>> Start

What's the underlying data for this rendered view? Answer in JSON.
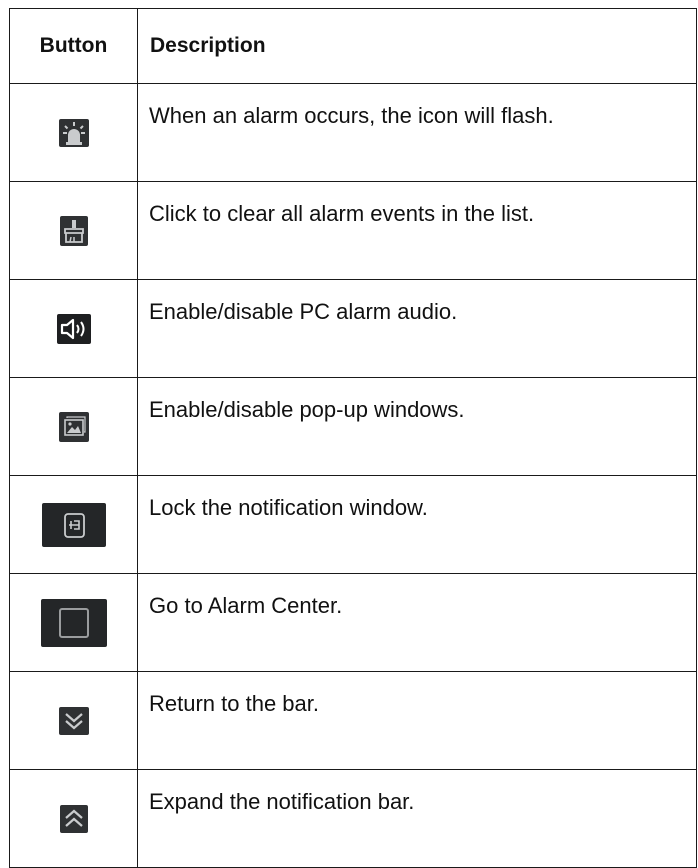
{
  "table": {
    "headers": {
      "button": "Button",
      "description": "Description"
    },
    "rows": [
      {
        "icon": "alarm-light-icon",
        "description": "When an alarm occurs, the icon will flash."
      },
      {
        "icon": "clear-broom-icon",
        "description": "Click to clear all alarm events in the list."
      },
      {
        "icon": "speaker-icon",
        "description": "Enable/disable PC alarm audio."
      },
      {
        "icon": "popup-window-icon",
        "description": "Enable/disable pop-up windows."
      },
      {
        "icon": "lock-pin-icon",
        "description": "Lock the notification window."
      },
      {
        "icon": "alarm-center-icon",
        "description": "Go to Alarm Center."
      },
      {
        "icon": "chevron-double-down-icon",
        "description": "Return to the bar."
      },
      {
        "icon": "chevron-double-up-icon",
        "description": "Expand the notification bar."
      }
    ]
  },
  "colors": {
    "icon_bg": "#2f3133",
    "icon_fg": "#c9cbcd",
    "border": "#1a1a1a"
  }
}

>> End

Reproduce every record above exactly, omitting the pictures.

What's the underlying data for this rendered view? Answer in JSON.
{
  "table": {
    "headers": {
      "button": "Button",
      "description": "Description"
    },
    "rows": [
      {
        "icon": "alarm-light-icon",
        "description": "When an alarm occurs, the icon will flash."
      },
      {
        "icon": "clear-broom-icon",
        "description": "Click to clear all alarm events in the list."
      },
      {
        "icon": "speaker-icon",
        "description": "Enable/disable PC alarm audio."
      },
      {
        "icon": "popup-window-icon",
        "description": "Enable/disable pop-up windows."
      },
      {
        "icon": "lock-pin-icon",
        "description": "Lock the notification window."
      },
      {
        "icon": "alarm-center-icon",
        "description": "Go to Alarm Center."
      },
      {
        "icon": "chevron-double-down-icon",
        "description": "Return to the bar."
      },
      {
        "icon": "chevron-double-up-icon",
        "description": "Expand the notification bar."
      }
    ]
  },
  "colors": {
    "icon_bg": "#2f3133",
    "icon_fg": "#c9cbcd",
    "border": "#1a1a1a"
  }
}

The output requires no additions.